Data records:
+-------+
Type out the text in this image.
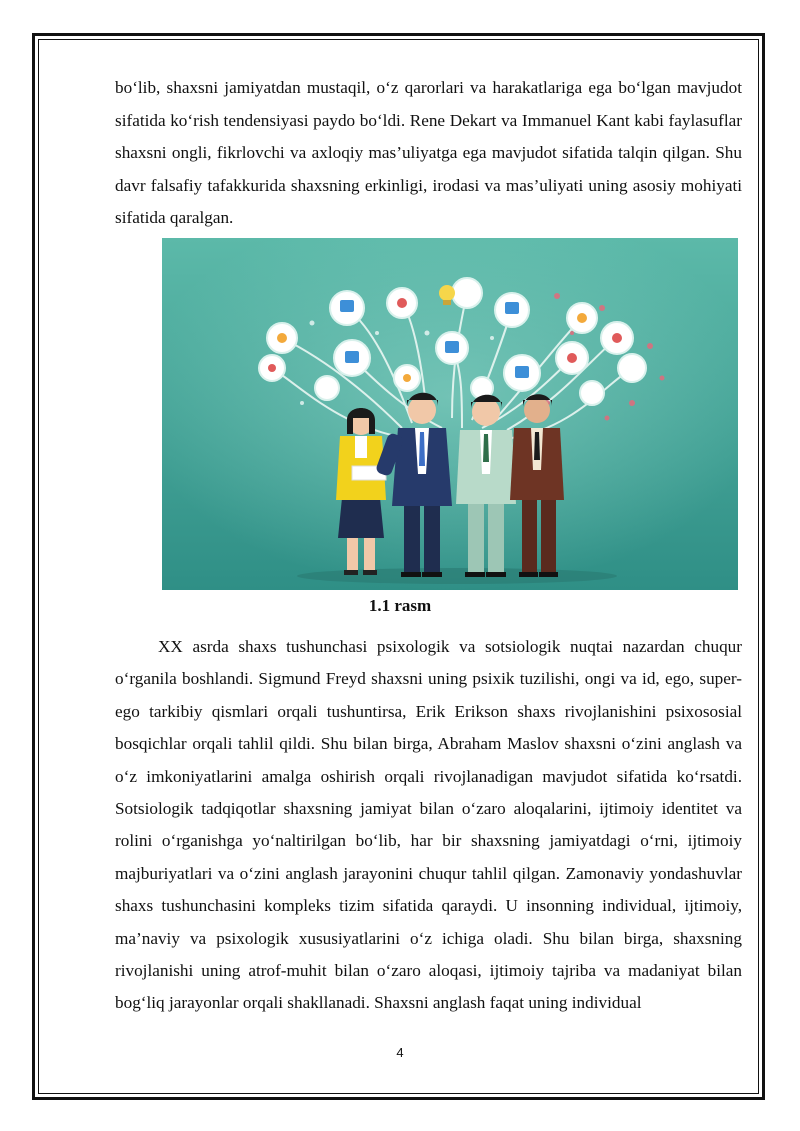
bo‘lib, shaxsni jamiyatdan mustaqil, o‘z qarorlari va harakatlariga ega bo‘lgan mavjudot sifatida ko‘rish tendensiyasi paydo bo‘ldi. Rene Dekart va Immanuel Kant kabi faylasuflar shaxsni ongli, fikrlovchi va axloqiy mas’uliyatga ega mavjudot sifatida talqin qilgan. Shu davr falsafiy tafakkurida shaxsning erkinligi, irodasi va mas’uliyati uning asosiy mohiyati sifatida qaralgan.

1.1 rasm

XX asrda shaxs tushunchasi psixologik va sotsiologik nuqtai nazardan chuqur o‘rganila boshlandi. Sigmund Freyd shaxsni uning psixik tuzilishi, ongi va id, ego, super-ego tarkibiy qismlari orqali tushuntirsa, Erik Erikson shaxs rivojlanishini psixososial bosqichlar orqali tahlil qildi. Shu bilan birga, Abraham Maslov shaxsni o‘zini anglash va o‘z imkoniyatlarini amalga oshirish orqali rivojlanadigan mavjudot sifatida ko‘rsatdi. Sotsiologik tadqiqotlar shaxsning jamiyat bilan o‘zaro aloqalarini, ijtimoiy identitet va rolini o‘rganishga yo‘naltirilgan bo‘lib, har bir shaxsning jamiyatdagi o‘rni, ijtimoiy majburiyatlari va o‘zini anglash jarayonini chuqur tahlil qilgan. Zamonaviy yondashuvlar shaxs tushunchasini kompleks tizim sifatida qaraydi. U insonning individual, ijtimoiy, ma’naviy va psixologik xususiyatlarini o‘z ichiga oladi. Shu bilan birga, shaxsning rivojlanishi uning atrof-muhit bilan o‘zaro aloqasi, ijtimoiy tajriba va madaniyat bilan bog‘liq jarayonlar orqali shakllanadi. Shaxsni anglash faqat uning individual

4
+-------+
Repeat all the data as it stands, dropping any images it holds.

• _Result of the task_
Type out the text in this image.
bo‘lib, shaxsni jamiyatdan mustaqil, o‘z qarorlari va harakatlariga ega bo‘lgan mavjudot sifatida ko‘rish tendensiyasi paydo bo‘ldi. Rene Dekart va Immanuel Kant kabi faylasuflar shaxsni ongli, fikrlovchi va axloqiy mas’uliyatga ega mavjudot sifatida talqin qilgan. Shu davr falsafiy tafakkurida shaxsning erkinligi, irodasi va mas’uliyati uning asosiy mohiyati sifatida qaralgan.

1.1 rasm

XX asrda shaxs tushunchasi psixologik va sotsiologik nuqtai nazardan chuqur o‘rganila boshlandi. Sigmund Freyd shaxsni uning psixik tuzilishi, ongi va id, ego, super-ego tarkibiy qismlari orqali tushuntirsa, Erik Erikson shaxs rivojlanishini psixososial bosqichlar orqali tahlil qildi. Shu bilan birga, Abraham Maslov shaxsni o‘zini anglash va o‘z imkoniyatlarini amalga oshirish orqali rivojlanadigan mavjudot sifatida ko‘rsatdi. Sotsiologik tadqiqotlar shaxsning jamiyat bilan o‘zaro aloqalarini, ijtimoiy identitet va rolini o‘rganishga yo‘naltirilgan bo‘lib, har bir shaxsning jamiyatdagi o‘rni, ijtimoiy majburiyatlari va o‘zini anglash jarayonini chuqur tahlil qilgan. Zamonaviy yondashuvlar shaxs tushunchasini kompleks tizim sifatida qaraydi. U insonning individual, ijtimoiy, ma’naviy va psixologik xususiyatlarini o‘z ichiga oladi. Shu bilan birga, shaxsning rivojlanishi uning atrof-muhit bilan o‘zaro aloqasi, ijtimoiy tajriba va madaniyat bilan bog‘liq jarayonlar orqali shakllanadi. Shaxsni anglash faqat uning individual

4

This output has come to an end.